- [Short task]: Reproduce every entry in the listing without alteration.

Part of a data file
================

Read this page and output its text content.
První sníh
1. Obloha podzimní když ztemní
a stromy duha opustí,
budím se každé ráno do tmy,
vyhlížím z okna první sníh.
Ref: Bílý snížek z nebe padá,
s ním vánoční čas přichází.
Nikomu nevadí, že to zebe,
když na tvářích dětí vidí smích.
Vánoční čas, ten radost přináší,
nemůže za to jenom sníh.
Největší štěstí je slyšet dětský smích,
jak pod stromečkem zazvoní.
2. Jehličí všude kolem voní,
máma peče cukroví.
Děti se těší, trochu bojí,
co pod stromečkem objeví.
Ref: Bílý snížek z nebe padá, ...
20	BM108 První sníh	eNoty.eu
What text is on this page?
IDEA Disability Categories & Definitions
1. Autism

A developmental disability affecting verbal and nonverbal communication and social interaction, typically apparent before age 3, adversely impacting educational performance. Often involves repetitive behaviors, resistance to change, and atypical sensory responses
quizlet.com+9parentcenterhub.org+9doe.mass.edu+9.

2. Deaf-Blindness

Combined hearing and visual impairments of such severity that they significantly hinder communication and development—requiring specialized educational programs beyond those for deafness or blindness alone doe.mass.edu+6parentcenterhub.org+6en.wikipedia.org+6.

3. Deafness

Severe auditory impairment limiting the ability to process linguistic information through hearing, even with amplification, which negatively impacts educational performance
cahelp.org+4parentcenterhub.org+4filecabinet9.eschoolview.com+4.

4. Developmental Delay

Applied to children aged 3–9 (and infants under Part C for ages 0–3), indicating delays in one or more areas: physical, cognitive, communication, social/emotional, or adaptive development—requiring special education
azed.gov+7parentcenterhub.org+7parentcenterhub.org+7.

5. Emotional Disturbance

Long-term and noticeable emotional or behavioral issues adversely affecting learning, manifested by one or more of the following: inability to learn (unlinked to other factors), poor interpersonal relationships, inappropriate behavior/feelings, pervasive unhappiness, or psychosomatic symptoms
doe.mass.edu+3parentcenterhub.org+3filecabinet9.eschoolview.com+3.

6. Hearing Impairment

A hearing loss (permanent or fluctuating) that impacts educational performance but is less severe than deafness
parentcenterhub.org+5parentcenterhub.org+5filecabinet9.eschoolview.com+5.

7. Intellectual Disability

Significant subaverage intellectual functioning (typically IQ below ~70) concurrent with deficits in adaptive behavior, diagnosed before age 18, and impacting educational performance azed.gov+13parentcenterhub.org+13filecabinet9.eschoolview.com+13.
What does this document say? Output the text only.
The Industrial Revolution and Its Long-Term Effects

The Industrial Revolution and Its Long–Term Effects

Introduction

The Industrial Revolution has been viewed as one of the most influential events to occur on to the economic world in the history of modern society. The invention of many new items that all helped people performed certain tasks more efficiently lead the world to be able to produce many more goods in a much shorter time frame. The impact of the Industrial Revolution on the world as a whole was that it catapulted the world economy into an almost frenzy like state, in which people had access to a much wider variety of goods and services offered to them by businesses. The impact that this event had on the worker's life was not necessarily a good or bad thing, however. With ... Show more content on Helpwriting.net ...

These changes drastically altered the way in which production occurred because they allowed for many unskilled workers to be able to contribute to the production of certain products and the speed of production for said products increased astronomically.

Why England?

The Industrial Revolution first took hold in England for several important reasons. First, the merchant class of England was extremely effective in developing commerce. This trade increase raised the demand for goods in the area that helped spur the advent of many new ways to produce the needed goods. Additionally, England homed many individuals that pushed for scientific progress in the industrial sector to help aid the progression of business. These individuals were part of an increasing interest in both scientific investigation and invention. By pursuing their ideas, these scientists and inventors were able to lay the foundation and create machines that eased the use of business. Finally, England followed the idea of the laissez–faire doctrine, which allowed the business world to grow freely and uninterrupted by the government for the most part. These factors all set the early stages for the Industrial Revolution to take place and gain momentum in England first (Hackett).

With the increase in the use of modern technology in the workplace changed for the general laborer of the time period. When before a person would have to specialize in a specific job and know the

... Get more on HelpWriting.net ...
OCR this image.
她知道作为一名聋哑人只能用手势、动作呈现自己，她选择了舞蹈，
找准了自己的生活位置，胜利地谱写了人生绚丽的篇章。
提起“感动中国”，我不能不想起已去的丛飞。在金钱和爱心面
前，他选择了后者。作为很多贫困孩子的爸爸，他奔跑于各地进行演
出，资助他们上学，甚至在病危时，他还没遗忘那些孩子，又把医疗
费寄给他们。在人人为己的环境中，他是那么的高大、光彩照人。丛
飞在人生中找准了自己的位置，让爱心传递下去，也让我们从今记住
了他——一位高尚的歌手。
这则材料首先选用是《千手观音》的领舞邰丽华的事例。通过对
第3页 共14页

================

- [Task answer]:
Read this page and output its text content.
První sníh
1. Obloha podzimní když ztemní
a stromy duha opustí,
budím se každé ráno do tmy,
vyhlížím z okna první sníh.
Ref: Bílý snížek z nebe padá,
s ním vánoční čas přichází.
Nikomu nevadí, že to zebe,
když na tvářích dětí vidí smích.
Vánoční čas, ten radost přináší,
nemůže za to jenom sníh.
Největší štěstí je slyšet dětský smích,
jak pod stromečkem zazvoní.
2. Jehličí všude kolem voní,
máma peče cukroví.
Děti se těší, trochu bojí,
co pod stromečkem objeví.
Ref: Bílý snížek z nebe padá, ...
20	BM108 První sníh	eNoty.eu
What text is on this page?
IDEA Disability Categories & Definitions
1. Autism

A developmental disability affecting verbal and nonverbal communication and social interaction, typically apparent before age 3, adversely impacting educational performance. Often involves repetitive behaviors, resistance to change, and atypical sensory responses
quizlet.com+9parentcenterhub.org+9doe.mass.edu+9.

2. Deaf-Blindness

Combined hearing and visual impairments of such severity that they significantly hinder communication and development—requiring specialized educational programs beyond those for deafness or blindness alone doe.mass.edu+6parentcenterhub.org+6en.wikipedia.org+6.

3. Deafness

Severe auditory impairment limiting the ability to process linguistic information through hearing, even with amplification, which negatively impacts educational performance
cahelp.org+4parentcenterhub.org+4filecabinet9.eschoolview.com+4.

4. Developmental Delay

Applied to children aged 3–9 (and infants under Part C for ages 0–3), indicating delays in one or more areas: physical, cognitive, communication, social/emotional, or adaptive development—requiring special education
azed.gov+7parentcenterhub.org+7parentcenterhub.org+7.

5. Emotional Disturbance

Long-term and noticeable emotional or behavioral issues adversely affecting learning, manifested by one or more of the following: inability to learn (unlinked to other factors), poor interpersonal relationships, inappropriate behavior/feelings, pervasive unhappiness, or psychosomatic symptoms
doe.mass.edu+3parentcenterhub.org+3filecabinet9.eschoolview.com+3.

6. Hearing Impairment

A hearing loss (permanent or fluctuating) that impacts educational performance but is less severe than deafness
parentcenterhub.org+5parentcenterhub.org+5filecabinet9.eschoolview.com+5.

7. Intellectual Disability

Significant subaverage intellectual functioning (typically IQ below ~70) concurrent with deficits in adaptive behavior, diagnosed before age 18, and impacting educational performance azed.gov+13parentcenterhub.org+13filecabinet9.eschoolview.com+13.
What does this document say? Output the text only.
The Industrial Revolution and Its Long-Term Effects

The Industrial Revolution and Its Long–Term Effects

Introduction

The Industrial Revolution has been viewed as one of the most influential events to occur on to the economic world in the history of modern society. The invention of many new items that all helped people performed certain tasks more efficiently lead the world to be able to produce many more goods in a much shorter time frame. The impact of the Industrial Revolution on the world as a whole was that it catapulted the world economy into an almost frenzy like state, in which people had access to a much wider variety of goods and services offered to them by businesses. The impact that this event had on the worker's life was not necessarily a good or bad thing, however. With ... Show more content on Helpwriting.net ...

These changes drastically altered the way in which production occurred because they allowed for many unskilled workers to be able to contribute to the production of certain products and the speed of production for said products increased astronomically.

Why England?

The Industrial Revolution first took hold in England for several important reasons. First, the merchant class of England was extremely effective in developing commerce. This trade increase raised the demand for goods in the area that helped spur the advent of many new ways to produce the needed goods. Additionally, England homed many individuals that pushed for scientific progress in the industrial sector to help aid the progression of business. These individuals were part of an increasing interest in both scientific investigation and invention. By pursuing their ideas, these scientists and inventors were able to lay the foundation and create machines that eased the use of business. Finally, England followed the idea of the laissez–faire doctrine, which allowed the business world to grow freely and uninterrupted by the government for the most part. These factors all set the early stages for the Industrial Revolution to take place and gain momentum in England first (Hackett).

With the increase in the use of modern technology in the workplace changed for the general laborer of the time period. When before a person would have to specialize in a specific job and know the

... Get more on HelpWriting.net ...
OCR this image.
她知道作为一名聋哑人只能用手势、动作呈现自己，她选择了舞蹈，
找准了自己的生活位置，胜利地谱写了人生绚丽的篇章。
提起“感动中国”，我不能不想起已去的丛飞。在金钱和爱心面
前，他选择了后者。作为很多贫困孩子的爸爸，他奔跑于各地进行演
出，资助他们上学，甚至在病危时，他还没遗忘那些孩子，又把医疗
费寄给他们。在人人为己的环境中，他是那么的高大、光彩照人。丛
飞在人生中找准了自己的位置，让爱心传递下去，也让我们从今记住
了他——一位高尚的歌手。
这则材料首先选用是《千手观音》的领舞邰丽华的事例。通过对
第3页 共14页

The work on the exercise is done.